▶ **SHORT PROBLEM**: Write the material out again in full, exactly.

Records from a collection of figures
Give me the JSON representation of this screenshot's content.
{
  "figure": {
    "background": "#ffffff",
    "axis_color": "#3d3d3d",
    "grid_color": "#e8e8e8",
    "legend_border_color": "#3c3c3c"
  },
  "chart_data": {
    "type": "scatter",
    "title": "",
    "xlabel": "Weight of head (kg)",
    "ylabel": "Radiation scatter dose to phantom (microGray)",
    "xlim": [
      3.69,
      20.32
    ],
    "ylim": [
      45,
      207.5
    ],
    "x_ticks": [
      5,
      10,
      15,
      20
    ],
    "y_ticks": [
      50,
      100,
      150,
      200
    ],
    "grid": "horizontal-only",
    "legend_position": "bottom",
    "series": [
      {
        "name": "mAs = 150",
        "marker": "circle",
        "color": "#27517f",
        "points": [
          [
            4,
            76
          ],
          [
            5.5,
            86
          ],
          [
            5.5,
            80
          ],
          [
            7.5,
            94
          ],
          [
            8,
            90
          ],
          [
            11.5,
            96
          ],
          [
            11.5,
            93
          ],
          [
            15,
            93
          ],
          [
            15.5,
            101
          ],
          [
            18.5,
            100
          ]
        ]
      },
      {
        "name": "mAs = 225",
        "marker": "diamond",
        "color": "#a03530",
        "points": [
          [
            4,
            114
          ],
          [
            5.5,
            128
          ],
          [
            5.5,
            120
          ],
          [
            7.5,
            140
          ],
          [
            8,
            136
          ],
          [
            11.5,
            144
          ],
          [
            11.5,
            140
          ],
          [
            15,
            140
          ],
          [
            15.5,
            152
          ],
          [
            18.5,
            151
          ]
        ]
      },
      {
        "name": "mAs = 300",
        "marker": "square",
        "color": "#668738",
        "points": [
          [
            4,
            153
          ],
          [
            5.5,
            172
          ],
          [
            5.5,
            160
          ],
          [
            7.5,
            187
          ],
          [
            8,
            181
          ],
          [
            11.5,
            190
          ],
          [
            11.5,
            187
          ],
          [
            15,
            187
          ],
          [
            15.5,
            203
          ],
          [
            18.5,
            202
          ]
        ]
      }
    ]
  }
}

▶ **SOLUTION**:
Give me the JSON representation of this screenshot's content.
{
  "figure": {
    "background": "#ffffff",
    "axis_color": "#3d3d3d",
    "grid_color": "#e8e8e8",
    "legend_border_color": "#3c3c3c"
  },
  "chart_data": {
    "type": "scatter",
    "title": "",
    "xlabel": "Weight of head (kg)",
    "ylabel": "Radiation scatter dose to phantom (microGray)",
    "xlim": [
      3.69,
      20.32
    ],
    "ylim": [
      45,
      207.5
    ],
    "x_ticks": [
      5,
      10,
      15,
      20
    ],
    "y_ticks": [
      50,
      100,
      150,
      200
    ],
    "grid": "horizontal-only",
    "legend_position": "bottom",
    "series": [
      {
        "name": "mAs = 150",
        "marker": "circle",
        "color": "#27517f",
        "points": [
          [
            4,
            76
          ],
          [
            5.5,
            86
          ],
          [
            5.5,
            80
          ],
          [
            7.5,
            94
          ],
          [
            8,
            90
          ],
          [
            11.5,
            96
          ],
          [
            11.5,
            93
          ],
          [
            15,
            93
          ],
          [
            15.5,
            101
          ],
          [
            18.5,
            100
          ]
        ]
      },
      {
        "name": "mAs = 225",
        "marker": "diamond",
        "color": "#a03530",
        "points": [
          [
            4,
            114
          ],
          [
            5.5,
            128
          ],
          [
            5.5,
            120
          ],
          [
            7.5,
            140
          ],
          [
            8,
            136
          ],
          [
            11.5,
            144
          ],
          [
            11.5,
            140
          ],
          [
            15,
            140
          ],
          [
            15.5,
            152
          ],
          [
            18.5,
            151
          ]
        ]
      },
      {
        "name": "mAs = 300",
        "marker": "square",
        "color": "#668738",
        "points": [
          [
            4,
            153
          ],
          [
            5.5,
            172
          ],
          [
            5.5,
            160
          ],
          [
            7.5,
            187
          ],
          [
            8,
            181
          ],
          [
            11.5,
            190
          ],
          [
            11.5,
            187
          ],
          [
            15,
            187
          ],
          [
            15.5,
            203
          ],
          [
            18.5,
            202
          ]
        ]
      }
    ]
  }
}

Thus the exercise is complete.